[Excerpts from a figure dataset]
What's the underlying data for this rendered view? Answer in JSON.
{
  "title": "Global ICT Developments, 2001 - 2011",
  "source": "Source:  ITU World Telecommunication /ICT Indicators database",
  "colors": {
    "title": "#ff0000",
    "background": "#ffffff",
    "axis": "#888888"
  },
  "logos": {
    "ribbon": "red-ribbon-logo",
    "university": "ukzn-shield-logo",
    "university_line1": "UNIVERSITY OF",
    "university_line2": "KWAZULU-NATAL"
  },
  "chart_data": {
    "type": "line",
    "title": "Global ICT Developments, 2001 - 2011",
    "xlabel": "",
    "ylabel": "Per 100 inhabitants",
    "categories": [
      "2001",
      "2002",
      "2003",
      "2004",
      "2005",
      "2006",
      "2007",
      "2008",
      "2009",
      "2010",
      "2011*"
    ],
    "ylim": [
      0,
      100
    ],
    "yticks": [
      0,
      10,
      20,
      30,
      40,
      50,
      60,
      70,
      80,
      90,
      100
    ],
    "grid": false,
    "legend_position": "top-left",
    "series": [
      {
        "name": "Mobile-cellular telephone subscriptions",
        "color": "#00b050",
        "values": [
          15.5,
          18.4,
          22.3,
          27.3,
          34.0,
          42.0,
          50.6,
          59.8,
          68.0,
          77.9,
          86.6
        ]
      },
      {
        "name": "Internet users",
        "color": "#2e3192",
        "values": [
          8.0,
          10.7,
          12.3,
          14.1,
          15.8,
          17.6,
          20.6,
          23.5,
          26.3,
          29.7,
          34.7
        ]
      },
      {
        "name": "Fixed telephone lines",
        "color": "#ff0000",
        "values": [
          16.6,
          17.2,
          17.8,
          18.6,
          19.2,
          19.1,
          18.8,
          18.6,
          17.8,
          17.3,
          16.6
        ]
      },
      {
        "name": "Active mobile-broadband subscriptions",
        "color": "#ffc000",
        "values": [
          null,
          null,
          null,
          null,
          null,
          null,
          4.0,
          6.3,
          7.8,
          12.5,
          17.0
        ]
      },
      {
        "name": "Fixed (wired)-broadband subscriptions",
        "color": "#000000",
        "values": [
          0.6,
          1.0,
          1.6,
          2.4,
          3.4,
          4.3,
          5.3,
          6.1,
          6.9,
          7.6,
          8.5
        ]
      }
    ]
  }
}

● **Aim of the task**
Would you reproduce all the entries exactly?

● **Response below**
What's the underlying data for this rendered view? Answer in JSON.
{
  "title": "Global ICT Developments, 2001 - 2011",
  "source": "Source:  ITU World Telecommunication /ICT Indicators database",
  "colors": {
    "title": "#ff0000",
    "background": "#ffffff",
    "axis": "#888888"
  },
  "logos": {
    "ribbon": "red-ribbon-logo",
    "university": "ukzn-shield-logo",
    "university_line1": "UNIVERSITY OF",
    "university_line2": "KWAZULU-NATAL"
  },
  "chart_data": {
    "type": "line",
    "title": "Global ICT Developments, 2001 - 2011",
    "xlabel": "",
    "ylabel": "Per 100 inhabitants",
    "categories": [
      "2001",
      "2002",
      "2003",
      "2004",
      "2005",
      "2006",
      "2007",
      "2008",
      "2009",
      "2010",
      "2011*"
    ],
    "ylim": [
      0,
      100
    ],
    "yticks": [
      0,
      10,
      20,
      30,
      40,
      50,
      60,
      70,
      80,
      90,
      100
    ],
    "grid": false,
    "legend_position": "top-left",
    "series": [
      {
        "name": "Mobile-cellular telephone subscriptions",
        "color": "#00b050",
        "values": [
          15.5,
          18.4,
          22.3,
          27.3,
          34.0,
          42.0,
          50.6,
          59.8,
          68.0,
          77.9,
          86.6
        ]
      },
      {
        "name": "Internet users",
        "color": "#2e3192",
        "values": [
          8.0,
          10.7,
          12.3,
          14.1,
          15.8,
          17.6,
          20.6,
          23.5,
          26.3,
          29.7,
          34.7
        ]
      },
      {
        "name": "Fixed telephone lines",
        "color": "#ff0000",
        "values": [
          16.6,
          17.2,
          17.8,
          18.6,
          19.2,
          19.1,
          18.8,
          18.6,
          17.8,
          17.3,
          16.6
        ]
      },
      {
        "name": "Active mobile-broadband subscriptions",
        "color": "#ffc000",
        "values": [
          null,
          null,
          null,
          null,
          null,
          null,
          4.0,
          6.3,
          7.8,
          12.5,
          17.0
        ]
      },
      {
        "name": "Fixed (wired)-broadband subscriptions",
        "color": "#000000",
        "values": [
          0.6,
          1.0,
          1.6,
          2.4,
          3.4,
          4.3,
          5.3,
          6.1,
          6.9,
          7.6,
          8.5
        ]
      }
    ]
  }
}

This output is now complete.